- [Verilen görev A] Aşağıdaki kayıtlarda "Detect and localize" ifadesini içeren satır ile "expenses-header-paid: Total amount" ifadesini içeren satır arasındaki satırları, iki uç satır da dahil olmak üzere, hiçbir değişiklik yapmadan aktarın.

- [Kaynak metin]
◆ ◆ ◆ ◆ ◆ ◆ ◆

Bakanın konuşmasındaki pıtrak gibi art arda gelen süslemeler, sanırım dikkatinizi çekti değerli okur: “Demokratik” açılım, temel hak ve özgürlükler, birlik ve dirliğimiz, millî birlik ve kardeşlik projesi, barış, karşılıklı hoşgörü, sevgi ve kardeşlik, ana baba yüreği, demokratikleşme, özgürlük ve güvenlik, büyük Türkiye, prangalardan kurtulma, daha özgür ve daha müreffeh bir Türkiye,…
Gerçekte netameli bir girişimi, önünü olabildiğince kapatıp gözlerden uzak tutma telaşı vardı bu satırlarda. Kimin gözlerinden? Hitap ettiği kimselerin, yurtseverlerin, özellikle halkın elbette!... Bu uygulama –Ö. Akgüç’ün de belirttiği gibi- siyaset sanatının asla vazgeçmediği bir stratejiydi: Kamuflaj!... Aslında doğada da vardır söz konusu strateji. Birçok canlı avını kamuflaja başvurarak yakalar, bu yoldan beslenip hayatını idame ettirir.
KAMUFLAJ STRATEJİSİ
Acaba kamuflaj nedir, çeşitleri nelerdir? Kısaca hatırlatmakta fayda görüyorum.
Kamuflaj politik bir hareket ve faaliyetin gerçek hedeflerini halkın daha çok hoşuna giden ve böylece kamuoyunun daha geniş desteğine mazhar olan sözde hedefler ve sözde sebepler ardına gizlemek demektir.
- Kamuflajın en sık rastlanan şekli bir toplumun değer sistemine göre açıklanması güç olan bir hedefi, açıklanması daha kolay olan başka bir hedefin ardına gizlemekten ibarettir. Özel teşebbüs yerine “hür teşebbüs”, “kârını artırma” yerine “ekmek kapısı açma” demek gibi.
- Değerlere hitap da başka bir kamuflaj aracıdır. Örneğin bir siyasal parti kendine özgü değerleri gizleyip millî değerler sistemine uygun görünmeye çalışabilir. Kendi hedeflerini toplumun bütün üyelerinin kabullendiği değerler ardında saklar. Örnek: Amerika nereye göz koymuşsa, nereyi sömürgeleştirip talan etmeye niyetlenmişse, planını “demokrasi” lafının arkasına gizleyerek gerçekleştiriyor.
- Bir kamuflaj türü de idealleştirmedir. Siyasette çok kullanılır. Bir parti, dışarıya gösterdiği tarafına, tıpkı reklamlarla şişirilen bir mal gibi, idealleştirilmiş bir görünüş kazandırabilir. İdealleştirme yurttaşları partiye çekmek, rakiple mücadele etmek için bir araçtır. Kendi içinde, değer sistemine uyum derecesi farklıdır. Halk yığınlarını çekmek için, büyük fikirleri kullanan liderlerin dış görünüşü ancak kısmen gerçektir. Türkiye’de bu tekniğin en çarpıcı örneklerinden biri, AB üyeliği hedefini haklı göstermek için yapılan propagandalardır. Aynı tekniğe özelleştirme politikasını, devleti küçültme hedefini halka güzel göstermek için de başvurulmuştu.

◆ ◆ ◆ ◆ ◆ ◆ ◆

- [Çıkarılan kayıtlar]
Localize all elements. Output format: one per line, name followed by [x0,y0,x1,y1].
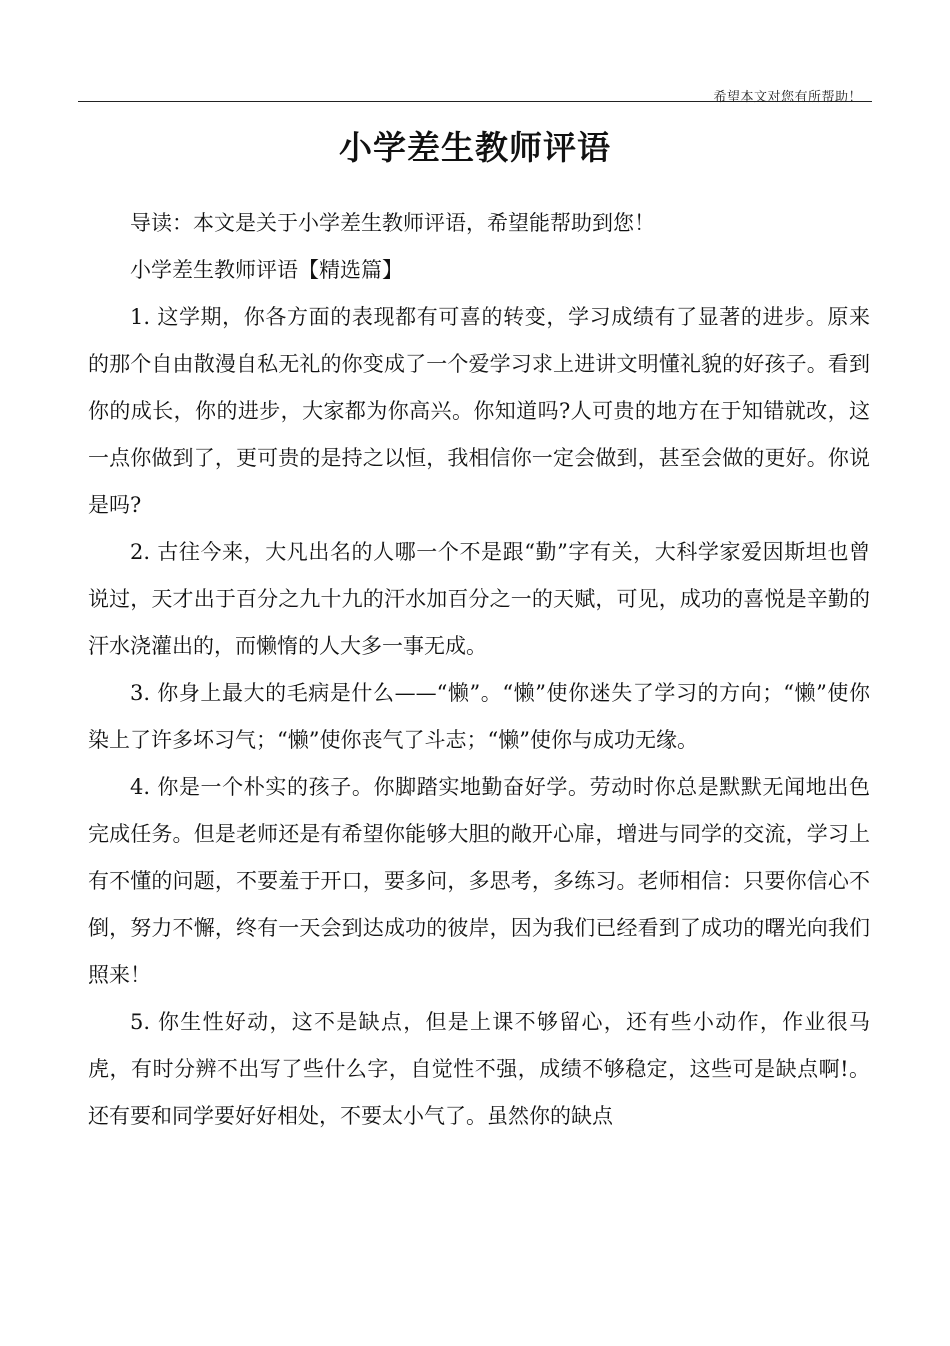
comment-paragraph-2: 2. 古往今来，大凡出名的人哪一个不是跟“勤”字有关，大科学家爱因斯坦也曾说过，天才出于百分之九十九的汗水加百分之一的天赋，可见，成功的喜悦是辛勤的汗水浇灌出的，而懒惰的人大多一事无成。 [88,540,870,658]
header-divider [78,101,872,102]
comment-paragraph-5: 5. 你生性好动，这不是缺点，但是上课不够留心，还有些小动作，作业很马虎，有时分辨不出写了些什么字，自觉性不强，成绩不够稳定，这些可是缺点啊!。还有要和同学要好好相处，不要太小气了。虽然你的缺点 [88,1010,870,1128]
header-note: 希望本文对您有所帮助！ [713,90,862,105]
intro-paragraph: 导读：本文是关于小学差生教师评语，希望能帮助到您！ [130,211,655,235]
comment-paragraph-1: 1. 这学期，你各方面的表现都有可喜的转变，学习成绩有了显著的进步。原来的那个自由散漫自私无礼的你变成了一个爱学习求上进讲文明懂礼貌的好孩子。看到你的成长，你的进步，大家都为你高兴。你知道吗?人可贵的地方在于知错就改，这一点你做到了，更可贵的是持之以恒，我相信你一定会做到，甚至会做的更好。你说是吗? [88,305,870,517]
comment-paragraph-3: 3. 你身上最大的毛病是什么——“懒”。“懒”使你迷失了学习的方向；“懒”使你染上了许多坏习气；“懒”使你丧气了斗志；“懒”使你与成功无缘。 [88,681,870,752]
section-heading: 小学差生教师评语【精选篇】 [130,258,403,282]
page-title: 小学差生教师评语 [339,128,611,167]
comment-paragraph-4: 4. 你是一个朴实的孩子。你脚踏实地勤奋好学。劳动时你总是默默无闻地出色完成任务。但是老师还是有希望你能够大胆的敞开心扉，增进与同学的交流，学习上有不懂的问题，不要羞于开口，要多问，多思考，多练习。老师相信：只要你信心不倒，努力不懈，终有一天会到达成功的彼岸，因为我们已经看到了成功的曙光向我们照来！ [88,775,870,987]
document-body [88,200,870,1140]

◆ ◆ ◆ ◆ ◆ ◆ ◆

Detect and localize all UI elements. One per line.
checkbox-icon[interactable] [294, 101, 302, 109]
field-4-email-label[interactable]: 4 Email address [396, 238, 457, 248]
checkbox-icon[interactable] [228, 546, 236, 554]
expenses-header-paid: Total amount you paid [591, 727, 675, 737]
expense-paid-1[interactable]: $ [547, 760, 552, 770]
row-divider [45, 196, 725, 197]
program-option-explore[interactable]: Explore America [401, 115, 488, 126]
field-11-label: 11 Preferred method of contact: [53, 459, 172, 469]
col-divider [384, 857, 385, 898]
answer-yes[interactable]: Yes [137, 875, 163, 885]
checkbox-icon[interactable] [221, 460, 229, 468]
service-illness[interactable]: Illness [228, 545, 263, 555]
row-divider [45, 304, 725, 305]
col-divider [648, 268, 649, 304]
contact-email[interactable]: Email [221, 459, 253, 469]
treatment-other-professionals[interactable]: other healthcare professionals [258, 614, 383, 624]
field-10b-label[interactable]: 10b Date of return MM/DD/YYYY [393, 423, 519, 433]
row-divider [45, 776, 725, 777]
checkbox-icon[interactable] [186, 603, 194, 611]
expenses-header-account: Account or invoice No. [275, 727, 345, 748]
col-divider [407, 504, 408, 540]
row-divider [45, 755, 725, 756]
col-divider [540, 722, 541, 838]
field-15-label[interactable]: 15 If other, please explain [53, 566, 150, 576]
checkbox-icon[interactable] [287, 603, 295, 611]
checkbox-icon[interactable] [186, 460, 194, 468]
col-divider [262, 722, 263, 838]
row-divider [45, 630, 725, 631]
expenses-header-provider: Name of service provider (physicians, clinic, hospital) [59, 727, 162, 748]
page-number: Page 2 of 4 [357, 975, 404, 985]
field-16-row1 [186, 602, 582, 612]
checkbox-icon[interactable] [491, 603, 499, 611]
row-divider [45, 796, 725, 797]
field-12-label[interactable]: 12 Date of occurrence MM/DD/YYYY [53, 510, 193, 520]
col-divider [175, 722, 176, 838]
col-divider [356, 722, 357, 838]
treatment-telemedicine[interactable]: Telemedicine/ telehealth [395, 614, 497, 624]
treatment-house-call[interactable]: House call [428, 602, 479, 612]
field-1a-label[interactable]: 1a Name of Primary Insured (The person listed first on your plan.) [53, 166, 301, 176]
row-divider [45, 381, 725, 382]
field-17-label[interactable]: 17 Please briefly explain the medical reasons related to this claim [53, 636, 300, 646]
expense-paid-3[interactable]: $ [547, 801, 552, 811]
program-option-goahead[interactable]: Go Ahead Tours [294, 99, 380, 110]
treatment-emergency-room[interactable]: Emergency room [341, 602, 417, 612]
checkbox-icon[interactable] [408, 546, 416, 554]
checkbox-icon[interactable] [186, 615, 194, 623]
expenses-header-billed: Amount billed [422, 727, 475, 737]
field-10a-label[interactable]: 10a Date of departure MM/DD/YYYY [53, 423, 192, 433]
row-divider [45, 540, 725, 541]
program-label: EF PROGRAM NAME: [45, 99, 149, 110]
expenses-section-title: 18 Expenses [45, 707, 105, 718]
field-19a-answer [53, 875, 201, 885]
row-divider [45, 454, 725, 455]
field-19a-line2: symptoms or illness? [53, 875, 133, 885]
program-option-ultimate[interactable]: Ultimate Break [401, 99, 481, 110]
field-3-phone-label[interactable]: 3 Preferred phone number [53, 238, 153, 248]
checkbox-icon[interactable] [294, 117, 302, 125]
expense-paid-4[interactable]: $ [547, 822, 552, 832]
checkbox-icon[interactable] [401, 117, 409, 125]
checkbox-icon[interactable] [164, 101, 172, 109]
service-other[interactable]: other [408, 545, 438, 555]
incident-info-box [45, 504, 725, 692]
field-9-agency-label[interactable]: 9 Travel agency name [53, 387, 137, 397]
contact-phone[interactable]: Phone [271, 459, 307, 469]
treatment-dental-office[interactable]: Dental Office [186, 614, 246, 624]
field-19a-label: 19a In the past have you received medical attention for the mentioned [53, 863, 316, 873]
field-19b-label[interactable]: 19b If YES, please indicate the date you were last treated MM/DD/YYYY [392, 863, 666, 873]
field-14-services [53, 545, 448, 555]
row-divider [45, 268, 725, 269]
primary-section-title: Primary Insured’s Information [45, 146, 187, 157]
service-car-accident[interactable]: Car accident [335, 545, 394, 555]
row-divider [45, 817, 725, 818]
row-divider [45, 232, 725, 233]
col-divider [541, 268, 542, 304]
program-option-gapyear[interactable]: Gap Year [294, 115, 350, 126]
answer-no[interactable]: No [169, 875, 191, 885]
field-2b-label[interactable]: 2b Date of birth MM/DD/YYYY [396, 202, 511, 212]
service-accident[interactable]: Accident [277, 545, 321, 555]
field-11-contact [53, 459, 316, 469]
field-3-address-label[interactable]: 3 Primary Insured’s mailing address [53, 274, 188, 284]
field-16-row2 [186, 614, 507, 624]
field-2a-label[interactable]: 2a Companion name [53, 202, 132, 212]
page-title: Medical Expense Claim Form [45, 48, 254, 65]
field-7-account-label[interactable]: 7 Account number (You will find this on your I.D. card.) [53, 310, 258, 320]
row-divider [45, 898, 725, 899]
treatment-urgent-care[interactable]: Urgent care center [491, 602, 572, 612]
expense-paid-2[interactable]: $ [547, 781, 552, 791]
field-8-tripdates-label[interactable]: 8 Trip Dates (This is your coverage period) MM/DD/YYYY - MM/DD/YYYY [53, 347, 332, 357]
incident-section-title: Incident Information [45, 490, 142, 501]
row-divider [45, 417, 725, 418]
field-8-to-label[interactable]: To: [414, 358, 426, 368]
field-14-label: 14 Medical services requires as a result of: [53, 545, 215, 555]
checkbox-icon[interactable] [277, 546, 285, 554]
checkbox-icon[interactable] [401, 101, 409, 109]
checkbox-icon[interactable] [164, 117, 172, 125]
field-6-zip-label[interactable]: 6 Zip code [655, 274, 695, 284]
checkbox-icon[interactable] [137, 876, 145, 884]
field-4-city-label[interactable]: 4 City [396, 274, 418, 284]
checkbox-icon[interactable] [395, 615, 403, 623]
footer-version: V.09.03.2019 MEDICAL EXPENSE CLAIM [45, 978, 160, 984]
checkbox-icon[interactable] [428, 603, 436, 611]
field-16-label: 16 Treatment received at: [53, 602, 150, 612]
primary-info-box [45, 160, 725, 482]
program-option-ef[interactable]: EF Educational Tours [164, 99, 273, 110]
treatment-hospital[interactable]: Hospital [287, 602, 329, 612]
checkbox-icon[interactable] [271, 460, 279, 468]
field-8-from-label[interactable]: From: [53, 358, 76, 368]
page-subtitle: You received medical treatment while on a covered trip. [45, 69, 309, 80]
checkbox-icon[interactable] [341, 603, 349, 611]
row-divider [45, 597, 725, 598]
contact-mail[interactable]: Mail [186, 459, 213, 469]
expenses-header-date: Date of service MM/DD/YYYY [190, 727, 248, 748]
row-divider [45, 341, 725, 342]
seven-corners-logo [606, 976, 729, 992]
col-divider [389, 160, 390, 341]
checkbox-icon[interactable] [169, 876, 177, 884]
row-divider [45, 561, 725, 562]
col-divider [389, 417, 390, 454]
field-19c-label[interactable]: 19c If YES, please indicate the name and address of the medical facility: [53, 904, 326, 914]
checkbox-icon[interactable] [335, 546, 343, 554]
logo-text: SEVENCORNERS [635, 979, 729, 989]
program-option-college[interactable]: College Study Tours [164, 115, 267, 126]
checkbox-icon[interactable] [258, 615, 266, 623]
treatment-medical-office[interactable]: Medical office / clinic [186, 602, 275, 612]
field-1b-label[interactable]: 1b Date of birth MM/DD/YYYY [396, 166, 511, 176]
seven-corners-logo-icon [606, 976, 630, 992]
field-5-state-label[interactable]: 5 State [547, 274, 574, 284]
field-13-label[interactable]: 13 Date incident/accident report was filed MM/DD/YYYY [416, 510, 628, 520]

◆ ◆ ◆ ◆ ◆ ◆ ◆

- [Verilen görev B] Kamuflaj stratejisini anlatan metinde "Bakanın konuşmasındaki pıtrak" ile "hayatını idame ettirir." arasındaki bölümü, iki uç da dahil olmak üzere yeniden yazın ve bunu yaparken "barış" yerine "huzur" getirin.

- [Beklenen cevap A]
Detect and localize all UI elements. One per line.
checkbox-icon[interactable] [294, 101, 302, 109]
field-4-email-label[interactable]: 4 Email address [396, 238, 457, 248]
checkbox-icon[interactable] [228, 546, 236, 554]
expenses-header-paid: Total amount you paid [591, 727, 675, 737]

- [Beklenen cevap B]
Bakanın konuşmasındaki pıtrak gibi art arda gelen süslemeler, sanırım dikkatinizi çekti değerli okur: “Demokratik” açılım, temel hak ve özgürlükler, birlik ve dirliğimiz, millî birlik ve kardeşlik projesi, huzur, karşılıklı hoşgörü, sevgi ve kardeşlik, ana baba yüreği, demokratikleşme, özgürlük ve güvenlik, büyük Türkiye, prangalardan kurtulma, daha özgür ve daha müreffeh bir Türkiye,…
Gerçekte netameli bir girişimi, önünü olabildiğince kapatıp gözlerden uzak tutma telaşı vardı bu satırlarda. Kimin gözlerinden? Hitap ettiği kimselerin, yurtseverlerin, özellikle halkın elbette!... Bu uygulama –Ö. Akgüç’ün de belirttiği gibi- siyaset sanatının asla vazgeçmediği bir stratejiydi: Kamuflaj!... Aslında doğada da vardır söz konusu strateji. Birçok canlı avını kamuflaja başvurarak yakalar, bu yoldan beslenip hayatını idame ettirir.